## DIRECTIVE
Below is a listing; copy all of it exactly.

========================================

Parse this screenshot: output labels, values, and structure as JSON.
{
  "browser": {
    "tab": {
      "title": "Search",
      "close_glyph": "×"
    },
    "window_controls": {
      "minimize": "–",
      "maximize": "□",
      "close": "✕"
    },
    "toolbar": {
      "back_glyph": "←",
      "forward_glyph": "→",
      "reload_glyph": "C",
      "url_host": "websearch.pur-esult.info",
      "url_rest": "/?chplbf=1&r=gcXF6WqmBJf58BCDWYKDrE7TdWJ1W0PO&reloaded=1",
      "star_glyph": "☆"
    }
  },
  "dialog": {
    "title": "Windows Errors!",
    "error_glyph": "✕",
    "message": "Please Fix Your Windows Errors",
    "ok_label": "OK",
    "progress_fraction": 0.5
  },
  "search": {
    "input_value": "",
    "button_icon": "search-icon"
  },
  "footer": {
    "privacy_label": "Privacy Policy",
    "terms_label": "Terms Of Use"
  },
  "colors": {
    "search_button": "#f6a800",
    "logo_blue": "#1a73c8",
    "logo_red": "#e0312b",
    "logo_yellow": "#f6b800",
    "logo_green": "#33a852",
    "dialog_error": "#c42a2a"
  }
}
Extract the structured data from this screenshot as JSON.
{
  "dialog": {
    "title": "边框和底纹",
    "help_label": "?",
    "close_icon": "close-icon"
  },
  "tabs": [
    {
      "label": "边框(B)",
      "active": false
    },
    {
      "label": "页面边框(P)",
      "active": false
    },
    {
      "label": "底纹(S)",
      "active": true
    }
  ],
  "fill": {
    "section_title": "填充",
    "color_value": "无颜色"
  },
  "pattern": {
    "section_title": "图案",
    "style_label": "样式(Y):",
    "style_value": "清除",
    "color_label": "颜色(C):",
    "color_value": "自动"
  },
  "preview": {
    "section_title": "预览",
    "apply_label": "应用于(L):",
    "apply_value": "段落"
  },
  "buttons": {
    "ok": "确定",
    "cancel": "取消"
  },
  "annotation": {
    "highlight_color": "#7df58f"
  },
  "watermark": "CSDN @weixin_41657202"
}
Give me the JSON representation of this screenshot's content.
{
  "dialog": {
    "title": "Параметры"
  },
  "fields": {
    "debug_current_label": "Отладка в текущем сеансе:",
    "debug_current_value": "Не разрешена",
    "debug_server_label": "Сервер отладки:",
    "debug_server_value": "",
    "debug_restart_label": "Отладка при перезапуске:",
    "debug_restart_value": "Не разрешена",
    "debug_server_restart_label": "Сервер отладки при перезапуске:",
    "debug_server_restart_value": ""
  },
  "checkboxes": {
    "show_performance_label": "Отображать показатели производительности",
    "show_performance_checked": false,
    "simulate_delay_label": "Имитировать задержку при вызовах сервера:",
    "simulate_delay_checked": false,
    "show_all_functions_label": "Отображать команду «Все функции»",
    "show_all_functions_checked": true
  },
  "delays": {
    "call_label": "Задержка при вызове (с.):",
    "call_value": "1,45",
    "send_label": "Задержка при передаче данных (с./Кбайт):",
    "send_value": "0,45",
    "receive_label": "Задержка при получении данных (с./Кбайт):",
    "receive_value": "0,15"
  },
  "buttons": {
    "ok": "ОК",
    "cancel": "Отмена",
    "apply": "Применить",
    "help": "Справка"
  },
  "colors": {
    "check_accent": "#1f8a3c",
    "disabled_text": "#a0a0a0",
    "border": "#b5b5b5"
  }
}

========================================

## WORKED SOLUTION
Parse this screenshot: output labels, values, and structure as JSON.
{
  "browser": {
    "tab": {
      "title": "Search",
      "close_glyph": "×"
    },
    "window_controls": {
      "minimize": "–",
      "maximize": "□",
      "close": "✕"
    },
    "toolbar": {
      "back_glyph": "←",
      "forward_glyph": "→",
      "reload_glyph": "C",
      "url_host": "websearch.pur-esult.info",
      "url_rest": "/?chplbf=1&r=gcXF6WqmBJf58BCDWYKDrE7TdWJ1W0PO&reloaded=1",
      "star_glyph": "☆"
    }
  },
  "dialog": {
    "title": "Windows Errors!",
    "error_glyph": "✕",
    "message": "Please Fix Your Windows Errors",
    "ok_label": "OK",
    "progress_fraction": 0.5
  },
  "search": {
    "input_value": "",
    "button_icon": "search-icon"
  },
  "footer": {
    "privacy_label": "Privacy Policy",
    "terms_label": "Terms Of Use"
  },
  "colors": {
    "search_button": "#f6a800",
    "logo_blue": "#1a73c8",
    "logo_red": "#e0312b",
    "logo_yellow": "#f6b800",
    "logo_green": "#33a852",
    "dialog_error": "#c42a2a"
  }
}
Extract the structured data from this screenshot as JSON.
{
  "dialog": {
    "title": "边框和底纹",
    "help_label": "?",
    "close_icon": "close-icon"
  },
  "tabs": [
    {
      "label": "边框(B)",
      "active": false
    },
    {
      "label": "页面边框(P)",
      "active": false
    },
    {
      "label": "底纹(S)",
      "active": true
    }
  ],
  "fill": {
    "section_title": "填充",
    "color_value": "无颜色"
  },
  "pattern": {
    "section_title": "图案",
    "style_label": "样式(Y):",
    "style_value": "清除",
    "color_label": "颜色(C):",
    "color_value": "自动"
  },
  "preview": {
    "section_title": "预览",
    "apply_label": "应用于(L):",
    "apply_value": "段落"
  },
  "buttons": {
    "ok": "确定",
    "cancel": "取消"
  },
  "annotation": {
    "highlight_color": "#7df58f"
  },
  "watermark": "CSDN @weixin_41657202"
}
Give me the JSON representation of this screenshot's content.
{
  "dialog": {
    "title": "Параметры"
  },
  "fields": {
    "debug_current_label": "Отладка в текущем сеансе:",
    "debug_current_value": "Не разрешена",
    "debug_server_label": "Сервер отладки:",
    "debug_server_value": "",
    "debug_restart_label": "Отладка при перезапуске:",
    "debug_restart_value": "Не разрешена",
    "debug_server_restart_label": "Сервер отладки при перезапуске:",
    "debug_server_restart_value": ""
  },
  "checkboxes": {
    "show_performance_label": "Отображать показатели производительности",
    "show_performance_checked": false,
    "simulate_delay_label": "Имитировать задержку при вызовах сервера:",
    "simulate_delay_checked": false,
    "show_all_functions_label": "Отображать команду «Все функции»",
    "show_all_functions_checked": true
  },
  "delays": {
    "call_label": "Задержка при вызове (с.):",
    "call_value": "1,45",
    "send_label": "Задержка при передаче данных (с./Кбайт):",
    "send_value": "0,45",
    "receive_label": "Задержка при получении данных (с./Кбайт):",
    "receive_value": "0,15"
  },
  "buttons": {
    "ok": "ОК",
    "cancel": "Отмена",
    "apply": "Применить",
    "help": "Справка"
  },
  "colors": {
    "check_accent": "#1f8a3c",
    "disabled_text": "#a0a0a0",
    "border": "#b5b5b5"
  }
}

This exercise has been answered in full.